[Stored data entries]
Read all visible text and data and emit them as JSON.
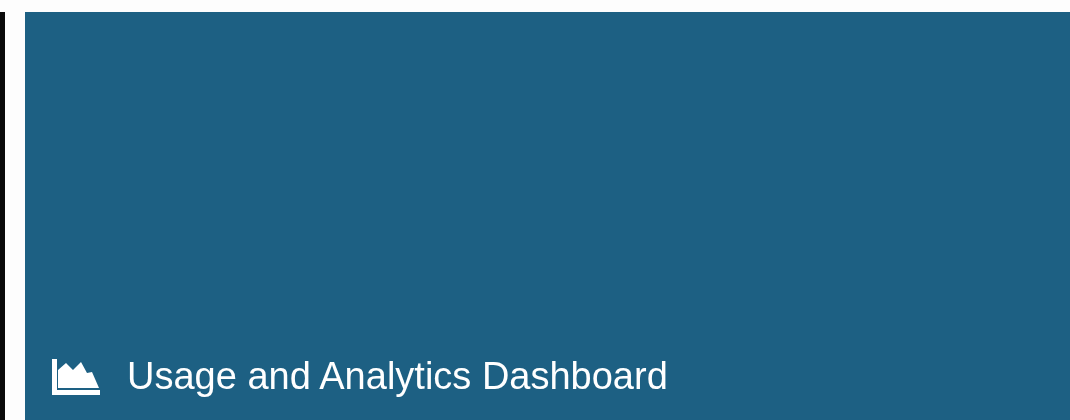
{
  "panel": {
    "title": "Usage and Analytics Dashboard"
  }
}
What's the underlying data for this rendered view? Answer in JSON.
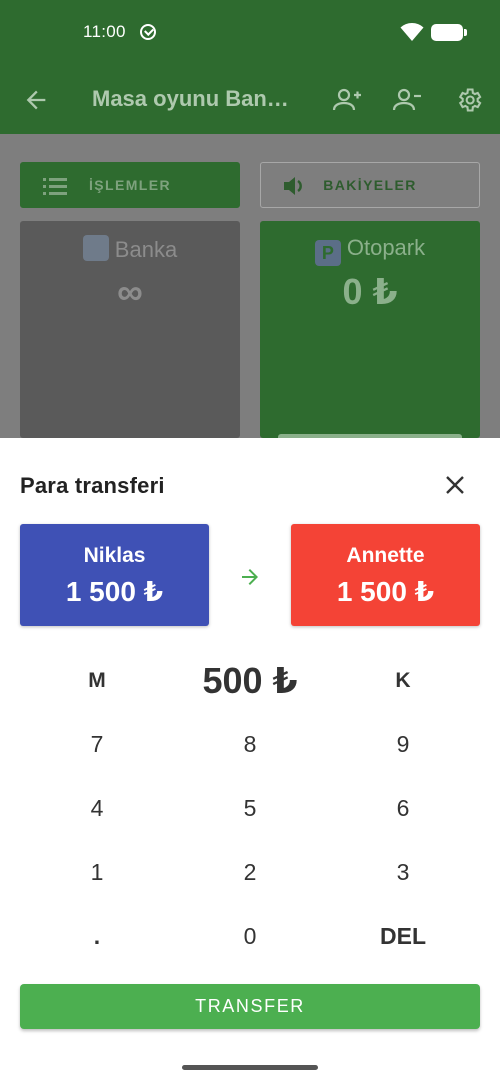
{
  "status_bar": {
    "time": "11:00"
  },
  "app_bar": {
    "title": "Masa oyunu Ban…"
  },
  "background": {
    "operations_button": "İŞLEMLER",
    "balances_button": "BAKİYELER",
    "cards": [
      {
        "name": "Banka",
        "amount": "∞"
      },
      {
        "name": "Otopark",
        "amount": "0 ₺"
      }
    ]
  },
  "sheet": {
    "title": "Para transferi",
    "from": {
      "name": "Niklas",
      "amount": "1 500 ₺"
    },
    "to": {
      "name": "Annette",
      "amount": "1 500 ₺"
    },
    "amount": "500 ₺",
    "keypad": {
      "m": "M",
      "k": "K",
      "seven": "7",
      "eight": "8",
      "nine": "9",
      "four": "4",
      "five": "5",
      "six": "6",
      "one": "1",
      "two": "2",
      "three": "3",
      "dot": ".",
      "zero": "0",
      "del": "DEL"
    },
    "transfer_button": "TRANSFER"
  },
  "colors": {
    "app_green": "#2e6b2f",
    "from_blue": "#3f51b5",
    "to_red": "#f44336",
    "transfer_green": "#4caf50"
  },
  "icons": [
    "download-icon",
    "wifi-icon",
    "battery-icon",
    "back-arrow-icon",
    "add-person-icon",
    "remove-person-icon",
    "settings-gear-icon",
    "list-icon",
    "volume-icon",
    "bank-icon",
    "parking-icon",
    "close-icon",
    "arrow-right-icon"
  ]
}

--

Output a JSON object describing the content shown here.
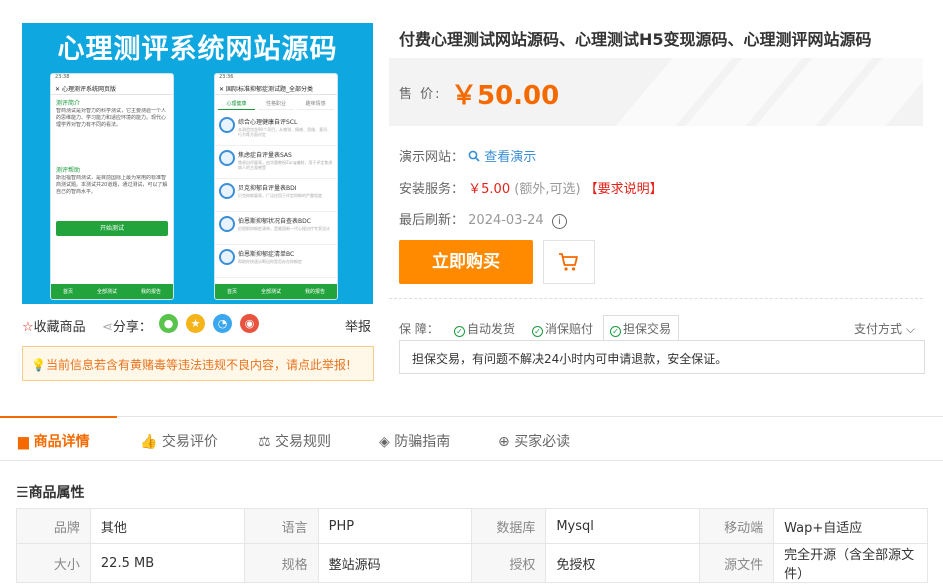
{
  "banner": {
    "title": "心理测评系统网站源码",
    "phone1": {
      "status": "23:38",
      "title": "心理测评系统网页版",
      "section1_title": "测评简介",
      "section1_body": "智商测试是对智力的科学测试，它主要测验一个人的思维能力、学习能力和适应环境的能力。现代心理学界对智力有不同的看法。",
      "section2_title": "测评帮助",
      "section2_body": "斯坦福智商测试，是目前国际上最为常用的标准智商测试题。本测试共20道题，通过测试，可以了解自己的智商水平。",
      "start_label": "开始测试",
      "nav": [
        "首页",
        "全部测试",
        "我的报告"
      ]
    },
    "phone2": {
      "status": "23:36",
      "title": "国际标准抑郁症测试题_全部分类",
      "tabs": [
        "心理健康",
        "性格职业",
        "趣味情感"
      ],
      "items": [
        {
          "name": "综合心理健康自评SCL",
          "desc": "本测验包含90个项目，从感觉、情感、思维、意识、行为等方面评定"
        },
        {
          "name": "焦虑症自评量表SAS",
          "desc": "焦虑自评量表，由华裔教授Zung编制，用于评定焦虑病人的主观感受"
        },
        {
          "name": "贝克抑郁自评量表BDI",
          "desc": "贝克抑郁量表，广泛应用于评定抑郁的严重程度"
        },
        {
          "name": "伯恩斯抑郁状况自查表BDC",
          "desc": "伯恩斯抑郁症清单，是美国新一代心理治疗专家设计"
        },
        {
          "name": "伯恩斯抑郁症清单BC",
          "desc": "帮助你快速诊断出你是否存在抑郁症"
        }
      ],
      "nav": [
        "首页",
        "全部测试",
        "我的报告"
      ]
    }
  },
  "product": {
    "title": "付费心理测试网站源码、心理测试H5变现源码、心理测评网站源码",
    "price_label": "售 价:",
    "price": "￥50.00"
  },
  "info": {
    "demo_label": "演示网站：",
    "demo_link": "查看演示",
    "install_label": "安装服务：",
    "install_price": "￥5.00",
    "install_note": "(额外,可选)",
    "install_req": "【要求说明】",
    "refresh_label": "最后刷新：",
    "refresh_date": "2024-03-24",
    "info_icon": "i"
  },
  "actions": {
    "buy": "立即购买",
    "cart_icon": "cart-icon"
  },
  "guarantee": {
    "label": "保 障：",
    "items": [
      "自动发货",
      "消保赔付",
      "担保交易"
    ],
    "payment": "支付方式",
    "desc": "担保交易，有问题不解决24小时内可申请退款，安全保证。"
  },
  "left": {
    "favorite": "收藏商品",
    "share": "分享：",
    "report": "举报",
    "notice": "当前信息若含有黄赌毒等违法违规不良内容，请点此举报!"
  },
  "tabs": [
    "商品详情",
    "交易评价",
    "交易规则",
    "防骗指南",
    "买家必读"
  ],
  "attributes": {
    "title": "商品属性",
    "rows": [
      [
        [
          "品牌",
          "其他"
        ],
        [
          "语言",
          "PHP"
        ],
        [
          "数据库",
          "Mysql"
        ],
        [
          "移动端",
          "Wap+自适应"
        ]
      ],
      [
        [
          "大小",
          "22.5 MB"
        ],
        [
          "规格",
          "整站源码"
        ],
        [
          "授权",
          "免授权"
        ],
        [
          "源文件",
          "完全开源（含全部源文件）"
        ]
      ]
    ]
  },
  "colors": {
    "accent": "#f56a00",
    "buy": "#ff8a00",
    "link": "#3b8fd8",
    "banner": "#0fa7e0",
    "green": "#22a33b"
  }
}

Set task:
From the entries above, list each line with "担保交易" in it.

The result:
      "担保交易"
    "desc": "担保交易，有问题不解决24小时内可申请退款，安全保证。"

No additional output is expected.